• **JOB**: Report all lines from the entries below in which "IinA" appears.

• **STORED DATA**:

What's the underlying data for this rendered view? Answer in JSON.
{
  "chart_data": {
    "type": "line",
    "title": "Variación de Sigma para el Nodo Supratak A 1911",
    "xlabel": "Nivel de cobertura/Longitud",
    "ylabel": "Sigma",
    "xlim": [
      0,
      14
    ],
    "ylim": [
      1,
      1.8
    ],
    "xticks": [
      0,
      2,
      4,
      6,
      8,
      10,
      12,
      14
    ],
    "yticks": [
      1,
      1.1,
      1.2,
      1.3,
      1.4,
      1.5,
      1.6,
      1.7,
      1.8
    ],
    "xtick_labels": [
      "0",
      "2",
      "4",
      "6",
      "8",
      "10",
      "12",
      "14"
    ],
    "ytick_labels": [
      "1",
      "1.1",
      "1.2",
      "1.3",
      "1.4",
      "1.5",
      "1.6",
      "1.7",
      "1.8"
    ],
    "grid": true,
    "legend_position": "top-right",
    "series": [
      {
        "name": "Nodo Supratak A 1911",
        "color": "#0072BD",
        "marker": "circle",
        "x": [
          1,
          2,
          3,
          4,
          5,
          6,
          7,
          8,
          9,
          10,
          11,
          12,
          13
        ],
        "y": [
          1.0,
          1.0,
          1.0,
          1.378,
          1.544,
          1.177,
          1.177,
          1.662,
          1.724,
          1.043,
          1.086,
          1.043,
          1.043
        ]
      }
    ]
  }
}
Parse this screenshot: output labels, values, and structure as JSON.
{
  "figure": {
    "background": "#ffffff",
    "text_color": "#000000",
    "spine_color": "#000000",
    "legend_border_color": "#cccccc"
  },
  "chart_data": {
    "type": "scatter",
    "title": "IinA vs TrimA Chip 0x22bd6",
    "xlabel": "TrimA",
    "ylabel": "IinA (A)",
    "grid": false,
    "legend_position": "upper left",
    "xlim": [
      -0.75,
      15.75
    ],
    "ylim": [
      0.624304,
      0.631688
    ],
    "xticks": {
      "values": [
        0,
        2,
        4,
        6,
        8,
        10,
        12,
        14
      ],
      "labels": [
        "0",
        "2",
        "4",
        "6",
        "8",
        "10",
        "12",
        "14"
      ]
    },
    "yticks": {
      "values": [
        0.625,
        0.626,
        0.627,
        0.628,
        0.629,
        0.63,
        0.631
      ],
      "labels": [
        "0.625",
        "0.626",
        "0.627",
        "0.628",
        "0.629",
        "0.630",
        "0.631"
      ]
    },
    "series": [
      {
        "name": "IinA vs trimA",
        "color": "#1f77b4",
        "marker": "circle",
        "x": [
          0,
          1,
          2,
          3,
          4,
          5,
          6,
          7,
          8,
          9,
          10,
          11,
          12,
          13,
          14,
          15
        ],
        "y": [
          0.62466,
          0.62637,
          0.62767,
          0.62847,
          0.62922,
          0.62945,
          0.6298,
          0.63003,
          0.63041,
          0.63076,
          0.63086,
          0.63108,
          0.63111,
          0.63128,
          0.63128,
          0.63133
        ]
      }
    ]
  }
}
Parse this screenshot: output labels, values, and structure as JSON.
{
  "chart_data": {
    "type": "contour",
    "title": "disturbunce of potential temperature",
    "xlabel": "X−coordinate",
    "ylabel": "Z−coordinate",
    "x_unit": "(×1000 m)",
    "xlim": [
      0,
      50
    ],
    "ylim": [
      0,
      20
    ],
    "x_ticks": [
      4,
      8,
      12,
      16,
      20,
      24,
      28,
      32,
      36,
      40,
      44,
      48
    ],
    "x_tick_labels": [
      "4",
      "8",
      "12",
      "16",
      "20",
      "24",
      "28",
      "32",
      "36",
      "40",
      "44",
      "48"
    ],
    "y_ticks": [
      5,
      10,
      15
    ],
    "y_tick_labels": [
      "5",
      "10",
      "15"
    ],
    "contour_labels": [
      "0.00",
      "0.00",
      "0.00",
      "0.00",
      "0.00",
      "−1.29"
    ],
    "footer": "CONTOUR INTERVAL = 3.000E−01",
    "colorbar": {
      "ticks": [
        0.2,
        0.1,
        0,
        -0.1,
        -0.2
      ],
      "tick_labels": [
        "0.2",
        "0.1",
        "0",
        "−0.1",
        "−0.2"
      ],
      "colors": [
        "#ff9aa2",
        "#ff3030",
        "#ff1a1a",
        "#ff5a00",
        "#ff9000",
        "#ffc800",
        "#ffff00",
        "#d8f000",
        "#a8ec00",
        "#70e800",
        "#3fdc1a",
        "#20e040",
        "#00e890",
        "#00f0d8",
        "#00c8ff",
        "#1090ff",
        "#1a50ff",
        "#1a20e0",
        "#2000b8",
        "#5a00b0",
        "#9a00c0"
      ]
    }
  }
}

• **TASK RESPONSE**:
    "title": "IinA vs TrimA Chip 0x22bd6",
    "ylabel": "IinA (A)",
        "name": "IinA vs trimA",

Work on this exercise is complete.